• _Collected data entries_:
'''

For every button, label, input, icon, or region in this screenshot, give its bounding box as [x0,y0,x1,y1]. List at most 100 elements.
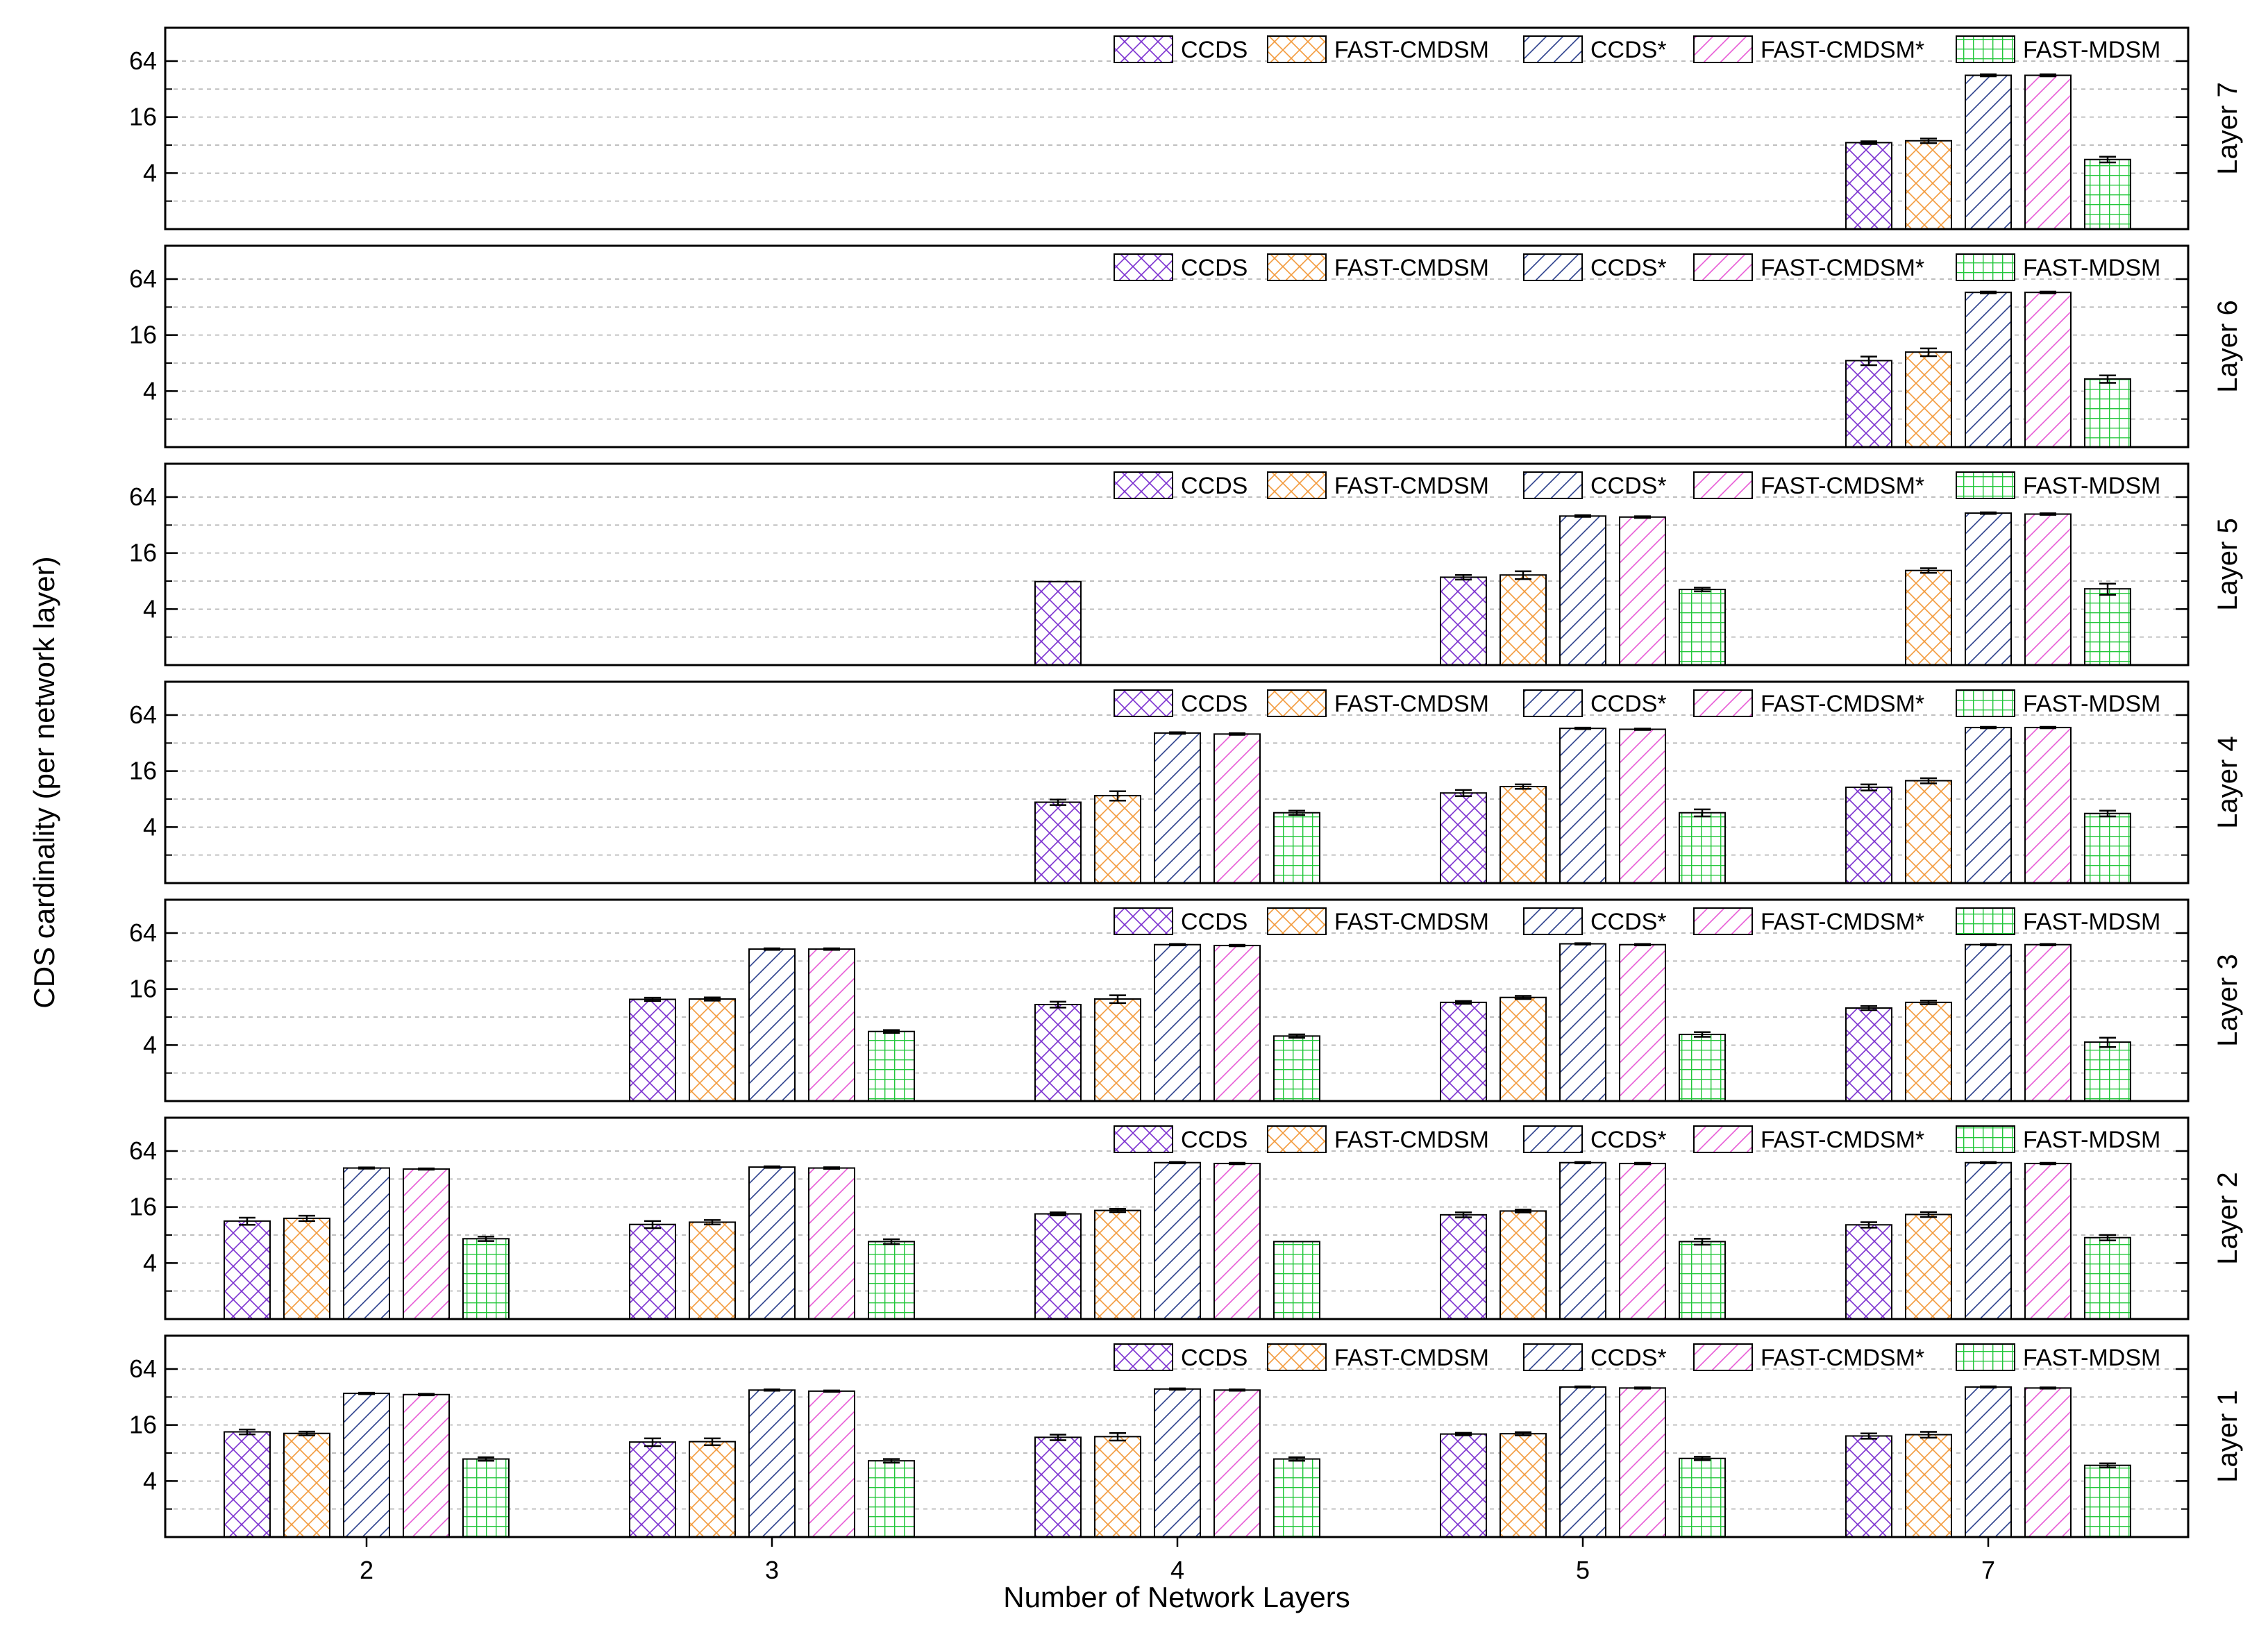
bar-ccds [1845,142,1892,230]
y-tick-label: 16 [129,103,157,131]
legend-label: CCDS [1181,1345,1248,1371]
legend-swatch [1693,907,1753,935]
legend-swatch [1114,907,1173,935]
bar-ccds- [343,1393,390,1538]
bar-fast-mdsm [1273,1458,1320,1538]
legend-label: CCDS* [1590,691,1667,717]
bar-ccds- [1154,1161,1201,1320]
legend-label: FAST-CMDSM [1334,691,1489,717]
bar-ccds [1034,1436,1082,1538]
y-tick-label: 4 [143,594,157,623]
bar-fast-cmdsm- [1213,733,1261,884]
y-tick-label: 16 [129,1411,157,1439]
layer-label: Layer 4 [2212,736,2243,828]
y-tick-label: 16 [129,321,157,349]
panel-7: 4 16 64 CCDS FAST-CMDSM CCDS* FAST-CMDSM* FAST-… [129,1334,2243,1538]
legend-label: FAST-MDSM [2023,255,2160,281]
panel-5: 4 16 64 CCDS FAST-CMDSM CCDS* FAST-CMDSM* FAST-… [129,898,2243,1102]
legend-swatch [1693,689,1753,717]
legend-label: FAST-CMDSM [1334,37,1489,63]
y-tick-label: 16 [129,757,157,785]
bar-ccds- [1559,728,1606,884]
bar-ccds [224,1431,271,1538]
bar-ccds- [1965,74,2012,230]
legend-swatch [1693,1343,1753,1371]
bar-fast-cmdsm [689,1441,736,1538]
bar-fast-cmdsm [1905,569,1952,666]
bar-ccds- [1965,1161,2012,1320]
bar-fast-mdsm [1273,812,1320,884]
bar-ccds- [748,1389,796,1538]
bar-fast-mdsm [1679,589,1726,666]
legend-swatch [1956,907,2015,935]
bar-ccds- [1154,943,1201,1102]
legend-swatch [1956,689,2015,717]
legend-label: CCDS* [1590,1345,1667,1371]
bar-fast-cmdsm- [808,948,855,1102]
legend-swatch [1267,253,1327,281]
bar-fast-mdsm [1679,812,1726,884]
bar-fast-cmdsm [1905,351,1952,448]
panel-frame [164,680,2190,884]
legend-label: FAST-CMDSM* [1761,1345,1924,1371]
bar-fast-cmdsm [689,1221,736,1320]
bar-fast-mdsm [868,1030,915,1102]
legend-swatch [1114,689,1173,717]
bar-fast-mdsm [2084,588,2131,666]
panel-frame [164,244,2190,448]
bar-ccds- [1559,943,1606,1102]
bar-ccds- [748,948,796,1102]
panel-3: 4 16 64 CCDS FAST-CMDSM CCDS* FAST-CMDSM* FAST-… [129,462,2243,666]
bar-fast-cmdsm- [1619,728,1666,884]
panel-frame [164,1116,2190,1320]
bar-ccds- [1965,292,2012,448]
legend-swatch [1693,471,1753,499]
panel-2: 4 16 64 CCDS FAST-CMDSM CCDS* FAST-CMDSM* FAST-… [129,244,2243,448]
legend-label: CCDS [1181,1127,1248,1153]
bar-fast-cmdsm- [403,1168,450,1320]
bar-fast-cmdsm [1905,140,1952,230]
y-tick-label: 4 [143,1466,157,1495]
legend-swatch [1956,1343,2015,1371]
bar-fast-cmdsm- [2024,1162,2072,1320]
bar-fast-cmdsm [283,1432,330,1538]
y-tick-label: 4 [143,812,157,841]
legend-swatch [1956,253,2015,281]
bar-fast-cmdsm [1905,1434,1952,1538]
legend-label: CCDS [1181,909,1248,935]
bar-fast-cmdsm [1500,1433,1547,1538]
legend-label: CCDS [1181,473,1248,499]
legend-swatch [1523,907,1583,935]
legend-label: CCDS [1181,691,1248,717]
y-tick-label: 64 [129,482,157,511]
legend-label: FAST-CMDSM [1334,1345,1489,1371]
bar-ccds [1845,360,1892,448]
bar-fast-mdsm [1679,1241,1726,1320]
bar-fast-cmdsm [1905,780,1952,884]
y-tick-label: 16 [129,539,157,567]
legend-swatch [1267,471,1327,499]
bar-fast-mdsm [2084,378,2131,448]
legend-swatch [1693,35,1753,63]
legend-label: FAST-MDSM [2023,37,2160,63]
bar-fast-cmdsm [689,998,736,1102]
bar-fast-mdsm [868,1460,915,1538]
bar-fast-cmdsm- [1213,1162,1261,1320]
bar-ccds- [748,1166,796,1320]
bar-fast-cmdsm- [2024,292,2072,448]
bar-fast-mdsm [2084,158,2131,230]
bar-fast-cmdsm- [1619,516,1666,666]
layer-label: Layer 3 [2212,954,2243,1046]
legend-label: FAST-CMDSM* [1761,473,1924,499]
bar-fast-mdsm [868,1241,915,1320]
layer-label: Layer 5 [2212,518,2243,610]
bar-fast-mdsm [1679,1034,1726,1102]
bar-ccds [629,1441,676,1538]
bar-fast-cmdsm- [1619,1162,1666,1320]
legend-swatch [1956,35,2015,63]
bar-ccds- [343,1167,390,1320]
layer-label: Layer 6 [2212,300,2243,392]
legend-label: FAST-CMDSM* [1761,1127,1924,1153]
bar-ccds [1440,1001,1487,1102]
layer-label: Layer 1 [2212,1390,2243,1482]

'''

• _STATED GOAL_:
Locate each line in the listing above that contains the string "tick", and copy those lines.

• _EXERCISE ANSWER_:
y-tick-label: 16 [129,103,157,131]
y-tick-label: 4 [143,594,157,623]
y-tick-label: 16 [129,1411,157,1439]
y-tick-label: 16 [129,321,157,349]
y-tick-label: 16 [129,757,157,785]
y-tick-label: 4 [143,1466,157,1495]
y-tick-label: 4 [143,812,157,841]
y-tick-label: 64 [129,482,157,511]
y-tick-label: 16 [129,539,157,567]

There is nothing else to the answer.